● Provided passage:

____

# plow size for tacoma



## DaveMD

I am buying a 1998 or 99 tacoma and am curious as to what size plow to put on it. Also should i go with the v6 or 4 cylinder 4x4. I am trying to get into the business and I think i am going to have some light residential drive way jobs. Thanks for the help.


----------



## Bolts Indus.

Blizzard makes a 6'8" or a 7'2" plow for it. Max. weight is 380 lbs. Maximum weight that I would recommend.

I plowed commercial for years with a Toyota 4 runner
4cyl. std. and used low range. Let that be your guide.

Perhaps 6 cyl. if it is auto.


----------



## DaveMD

*v6 or 4*

I am interested in the v6 but i am not sure if i should go with 4 cyl. becuase it will get better mpg. Is the extra power worth the lower mpg? I can drive a 5 spd but i think i would be more comfortable with a automatic.
Also how much do you think i can purchase a used blizzard or snoway for my tacoma? 
thanks


----------



## Bolts Indus.

If you prefer an automatic then go with the 6 cyl.

Good luck finding a used Blizzard for it.


----------



## corkireland

Unfortunatly if your looking for a good plow and not a lot of weight, your looking at a lot of money for a blizzard and Snoway, and those are not easy to find used. You might try Meyers like their 6.5 or maybe a little bigger. I would say stick the v6, teh power is worth it. And you don't have to worry about plowing in 4 low so much because with a little more power, 4hi usually suffices, which is fine. but if your doing driveways, somtimes transmissions don't like going between gears in 4 lo as much nor does transfer case. Just some things to keep in mind. I'd go so far to say you could look at a the homesteader or suburbanite through fisher or western so long as you were going to keep it to a few driveways or so. But if you are thinking of making it a regular use plow.. You might want to compare the investment cost vs. the income potential and consider your benefits and losses.

____

Element location data
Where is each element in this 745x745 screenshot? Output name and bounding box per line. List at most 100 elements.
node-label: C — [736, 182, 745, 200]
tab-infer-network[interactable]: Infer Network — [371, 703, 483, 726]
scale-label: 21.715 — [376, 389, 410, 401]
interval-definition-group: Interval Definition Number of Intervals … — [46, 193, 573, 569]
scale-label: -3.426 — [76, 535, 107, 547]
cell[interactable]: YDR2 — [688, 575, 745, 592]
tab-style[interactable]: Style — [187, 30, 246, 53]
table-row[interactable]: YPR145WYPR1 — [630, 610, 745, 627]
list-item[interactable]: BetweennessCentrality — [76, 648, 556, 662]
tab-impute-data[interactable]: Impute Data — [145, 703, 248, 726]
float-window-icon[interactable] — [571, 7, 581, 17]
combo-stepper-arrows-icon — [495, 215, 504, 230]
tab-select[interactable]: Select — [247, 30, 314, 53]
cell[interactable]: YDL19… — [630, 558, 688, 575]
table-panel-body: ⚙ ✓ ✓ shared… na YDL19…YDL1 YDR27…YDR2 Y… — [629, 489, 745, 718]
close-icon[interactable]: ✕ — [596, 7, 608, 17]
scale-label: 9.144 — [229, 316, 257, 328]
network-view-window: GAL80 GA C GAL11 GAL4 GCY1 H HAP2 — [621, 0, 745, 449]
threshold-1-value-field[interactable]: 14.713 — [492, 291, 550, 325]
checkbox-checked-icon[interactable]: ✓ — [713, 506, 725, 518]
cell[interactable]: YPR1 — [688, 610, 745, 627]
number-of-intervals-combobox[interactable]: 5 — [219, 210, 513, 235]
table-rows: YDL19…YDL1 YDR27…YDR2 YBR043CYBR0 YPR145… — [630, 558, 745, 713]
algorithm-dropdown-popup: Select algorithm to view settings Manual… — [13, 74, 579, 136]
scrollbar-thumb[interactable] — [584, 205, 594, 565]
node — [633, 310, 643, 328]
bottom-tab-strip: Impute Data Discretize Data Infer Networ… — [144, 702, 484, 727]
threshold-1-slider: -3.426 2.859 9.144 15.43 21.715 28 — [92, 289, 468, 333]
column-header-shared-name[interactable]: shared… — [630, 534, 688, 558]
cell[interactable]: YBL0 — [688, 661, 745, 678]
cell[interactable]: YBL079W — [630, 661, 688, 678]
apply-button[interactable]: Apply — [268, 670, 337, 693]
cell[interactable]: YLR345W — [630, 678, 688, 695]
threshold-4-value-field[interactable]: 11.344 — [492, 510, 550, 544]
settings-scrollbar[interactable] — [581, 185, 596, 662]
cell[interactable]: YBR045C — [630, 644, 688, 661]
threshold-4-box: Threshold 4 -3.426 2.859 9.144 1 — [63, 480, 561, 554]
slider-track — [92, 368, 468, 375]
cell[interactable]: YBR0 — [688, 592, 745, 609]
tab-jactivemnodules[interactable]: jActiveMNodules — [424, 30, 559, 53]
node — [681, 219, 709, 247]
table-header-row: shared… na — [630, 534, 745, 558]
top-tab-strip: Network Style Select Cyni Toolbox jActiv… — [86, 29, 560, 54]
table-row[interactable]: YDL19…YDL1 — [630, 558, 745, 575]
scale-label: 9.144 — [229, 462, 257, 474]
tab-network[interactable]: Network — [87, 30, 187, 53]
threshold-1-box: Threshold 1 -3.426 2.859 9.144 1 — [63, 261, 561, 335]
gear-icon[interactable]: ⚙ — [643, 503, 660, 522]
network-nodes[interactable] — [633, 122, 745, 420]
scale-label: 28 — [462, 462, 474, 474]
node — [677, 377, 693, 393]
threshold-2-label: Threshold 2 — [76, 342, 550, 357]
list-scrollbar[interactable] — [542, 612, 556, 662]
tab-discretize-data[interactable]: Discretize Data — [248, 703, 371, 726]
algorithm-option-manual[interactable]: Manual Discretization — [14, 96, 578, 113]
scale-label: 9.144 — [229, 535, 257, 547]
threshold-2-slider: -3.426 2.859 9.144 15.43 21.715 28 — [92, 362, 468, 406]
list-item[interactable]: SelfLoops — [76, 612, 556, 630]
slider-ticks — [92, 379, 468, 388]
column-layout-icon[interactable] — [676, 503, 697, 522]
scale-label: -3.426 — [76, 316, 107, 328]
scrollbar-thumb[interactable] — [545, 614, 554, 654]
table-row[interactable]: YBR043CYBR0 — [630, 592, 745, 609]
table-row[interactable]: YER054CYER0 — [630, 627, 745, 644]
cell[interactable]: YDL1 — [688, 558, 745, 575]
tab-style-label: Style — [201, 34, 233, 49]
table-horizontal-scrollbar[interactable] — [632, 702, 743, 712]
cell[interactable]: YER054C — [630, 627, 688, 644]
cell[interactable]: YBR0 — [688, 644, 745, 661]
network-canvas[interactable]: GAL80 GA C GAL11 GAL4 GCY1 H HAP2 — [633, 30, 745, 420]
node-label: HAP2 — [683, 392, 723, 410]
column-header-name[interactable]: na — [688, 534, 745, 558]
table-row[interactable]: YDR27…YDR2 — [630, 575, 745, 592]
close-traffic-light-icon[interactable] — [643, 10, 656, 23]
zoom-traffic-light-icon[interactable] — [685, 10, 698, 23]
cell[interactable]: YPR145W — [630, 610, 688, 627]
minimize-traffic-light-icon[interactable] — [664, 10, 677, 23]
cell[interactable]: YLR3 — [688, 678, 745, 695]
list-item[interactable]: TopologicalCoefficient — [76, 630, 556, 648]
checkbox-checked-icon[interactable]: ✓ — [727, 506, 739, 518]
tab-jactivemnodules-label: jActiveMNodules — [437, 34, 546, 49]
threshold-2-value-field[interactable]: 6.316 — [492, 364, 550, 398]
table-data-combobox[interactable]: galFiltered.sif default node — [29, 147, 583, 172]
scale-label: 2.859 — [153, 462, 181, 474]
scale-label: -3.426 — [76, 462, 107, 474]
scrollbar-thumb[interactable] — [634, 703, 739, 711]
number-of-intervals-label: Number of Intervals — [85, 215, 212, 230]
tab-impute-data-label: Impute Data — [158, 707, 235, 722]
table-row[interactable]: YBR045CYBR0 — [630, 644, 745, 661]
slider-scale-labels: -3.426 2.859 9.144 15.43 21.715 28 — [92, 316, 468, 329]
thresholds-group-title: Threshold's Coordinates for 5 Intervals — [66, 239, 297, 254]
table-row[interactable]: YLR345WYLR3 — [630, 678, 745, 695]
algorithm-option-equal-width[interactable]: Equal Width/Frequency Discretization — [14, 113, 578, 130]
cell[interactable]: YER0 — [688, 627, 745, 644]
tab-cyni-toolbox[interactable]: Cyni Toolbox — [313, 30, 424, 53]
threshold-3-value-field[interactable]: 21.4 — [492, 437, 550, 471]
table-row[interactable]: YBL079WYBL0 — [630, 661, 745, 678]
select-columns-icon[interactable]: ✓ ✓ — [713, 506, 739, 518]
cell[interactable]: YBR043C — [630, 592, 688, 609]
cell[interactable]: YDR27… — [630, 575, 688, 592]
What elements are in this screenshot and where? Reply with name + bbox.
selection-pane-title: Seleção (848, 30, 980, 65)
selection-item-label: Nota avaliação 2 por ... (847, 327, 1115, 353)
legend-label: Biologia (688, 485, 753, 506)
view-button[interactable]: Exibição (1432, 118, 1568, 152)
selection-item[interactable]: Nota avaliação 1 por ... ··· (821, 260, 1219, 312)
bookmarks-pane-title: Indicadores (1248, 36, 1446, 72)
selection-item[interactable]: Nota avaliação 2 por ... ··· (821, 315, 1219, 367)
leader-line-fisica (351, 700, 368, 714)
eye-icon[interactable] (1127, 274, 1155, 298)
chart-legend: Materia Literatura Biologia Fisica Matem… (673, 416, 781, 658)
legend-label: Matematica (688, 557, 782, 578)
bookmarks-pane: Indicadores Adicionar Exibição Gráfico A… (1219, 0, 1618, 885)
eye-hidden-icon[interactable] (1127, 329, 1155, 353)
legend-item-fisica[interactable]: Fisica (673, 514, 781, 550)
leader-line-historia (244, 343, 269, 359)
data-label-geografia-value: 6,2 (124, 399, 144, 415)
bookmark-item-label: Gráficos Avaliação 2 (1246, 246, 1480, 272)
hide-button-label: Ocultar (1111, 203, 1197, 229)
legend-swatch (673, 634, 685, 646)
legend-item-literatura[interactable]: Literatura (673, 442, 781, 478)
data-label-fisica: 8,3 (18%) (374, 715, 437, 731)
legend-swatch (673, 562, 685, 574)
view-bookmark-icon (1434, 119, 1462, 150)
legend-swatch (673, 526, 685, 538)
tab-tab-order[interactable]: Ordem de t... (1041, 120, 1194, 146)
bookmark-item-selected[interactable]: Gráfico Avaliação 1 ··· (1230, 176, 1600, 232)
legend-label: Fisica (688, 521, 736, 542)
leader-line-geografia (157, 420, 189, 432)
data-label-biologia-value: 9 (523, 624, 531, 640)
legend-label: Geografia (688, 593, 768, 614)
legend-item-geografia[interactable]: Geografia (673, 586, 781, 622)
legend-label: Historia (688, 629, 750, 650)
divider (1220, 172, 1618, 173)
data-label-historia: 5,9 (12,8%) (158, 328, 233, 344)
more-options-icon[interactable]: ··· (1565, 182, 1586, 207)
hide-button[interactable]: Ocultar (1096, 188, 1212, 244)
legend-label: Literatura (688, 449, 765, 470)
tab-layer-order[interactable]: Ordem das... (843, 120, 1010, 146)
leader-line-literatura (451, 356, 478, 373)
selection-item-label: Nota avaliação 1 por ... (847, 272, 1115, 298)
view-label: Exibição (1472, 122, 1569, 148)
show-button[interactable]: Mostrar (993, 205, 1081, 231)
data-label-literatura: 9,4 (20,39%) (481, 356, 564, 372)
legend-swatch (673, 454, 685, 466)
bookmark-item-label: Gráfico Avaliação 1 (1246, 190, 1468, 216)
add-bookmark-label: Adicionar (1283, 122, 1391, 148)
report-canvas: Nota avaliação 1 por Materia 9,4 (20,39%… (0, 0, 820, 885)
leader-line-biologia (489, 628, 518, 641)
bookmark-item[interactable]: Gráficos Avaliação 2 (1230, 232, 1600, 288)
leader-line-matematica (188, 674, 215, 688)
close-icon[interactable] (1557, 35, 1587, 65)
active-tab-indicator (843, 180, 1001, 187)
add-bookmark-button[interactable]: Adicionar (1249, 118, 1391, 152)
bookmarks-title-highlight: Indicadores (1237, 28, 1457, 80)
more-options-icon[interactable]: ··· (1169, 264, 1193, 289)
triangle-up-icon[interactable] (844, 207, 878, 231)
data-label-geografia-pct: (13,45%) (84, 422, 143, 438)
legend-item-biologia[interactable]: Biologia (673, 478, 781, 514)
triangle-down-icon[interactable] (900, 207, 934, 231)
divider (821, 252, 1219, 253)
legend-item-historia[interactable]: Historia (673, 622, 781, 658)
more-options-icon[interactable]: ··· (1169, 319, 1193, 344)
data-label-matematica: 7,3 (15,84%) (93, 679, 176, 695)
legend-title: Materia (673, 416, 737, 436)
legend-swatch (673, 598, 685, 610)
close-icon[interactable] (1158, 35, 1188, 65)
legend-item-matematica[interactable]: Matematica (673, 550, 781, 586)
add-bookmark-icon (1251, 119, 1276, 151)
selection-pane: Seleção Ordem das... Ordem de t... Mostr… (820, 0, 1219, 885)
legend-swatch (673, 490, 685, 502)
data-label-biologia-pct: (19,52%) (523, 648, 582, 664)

____

● Instructions:
A: Name every plow brand mentioned in the thread on plow size for the Tacoma.
B: Substitute "clickable" for every "interactable" in the listing. Cover the lines from its start through the line holding "algorithm-dropdown-popup: Select algorithm", and give back only those lines.
This listing has no connection to the forum thread about plows.

● Answers:
A: Blizzard, Snoway, Meyers, Fisher, Western

B:
Where is each element in this 745x745 screenshot? Output name and bounding box per line. List at most 100 elements.
node-label: C — [736, 182, 745, 200]
tab-infer-network[clickable]: Infer Network — [371, 703, 483, 726]
scale-label: 21.715 — [376, 389, 410, 401]
interval-definition-group: Interval Definition Number of Intervals … — [46, 193, 573, 569]
scale-label: -3.426 — [76, 535, 107, 547]
cell[clickable]: YDR2 — [688, 575, 745, 592]
tab-style[clickable]: Style — [187, 30, 246, 53]
table-row[clickable]: YPR145WYPR1 — [630, 610, 745, 627]
list-item[clickable]: BetweennessCentrality — [76, 648, 556, 662]
tab-impute-data[clickable]: Impute Data — [145, 703, 248, 726]
float-window-icon[clickable] — [571, 7, 581, 17]
combo-stepper-arrows-icon — [495, 215, 504, 230]
tab-select[clickable]: Select — [247, 30, 314, 53]
cell[clickable]: YDL19… — [630, 558, 688, 575]
table-panel-body: ⚙ ✓ ✓ shared… na YDL19…YDL1 YDR27…YDR2 Y… — [629, 489, 745, 718]
close-icon[clickable]: ✕ — [596, 7, 608, 17]
scale-label: 9.144 — [229, 316, 257, 328]
network-view-window: GAL80 GA C GAL11 GAL4 GCY1 H HAP2 — [621, 0, 745, 449]
threshold-1-value-field[clickable]: 14.713 — [492, 291, 550, 325]
checkbox-checked-icon[clickable]: ✓ — [713, 506, 725, 518]
cell[clickable]: YPR1 — [688, 610, 745, 627]
number-of-intervals-combobox[clickable]: 5 — [219, 210, 513, 235]
table-rows: YDL19…YDL1 YDR27…YDR2 YBR043CYBR0 YPR145… — [630, 558, 745, 713]
algorithm-dropdown-popup: Select algorithm to view settings Manual… — [13, 74, 579, 136]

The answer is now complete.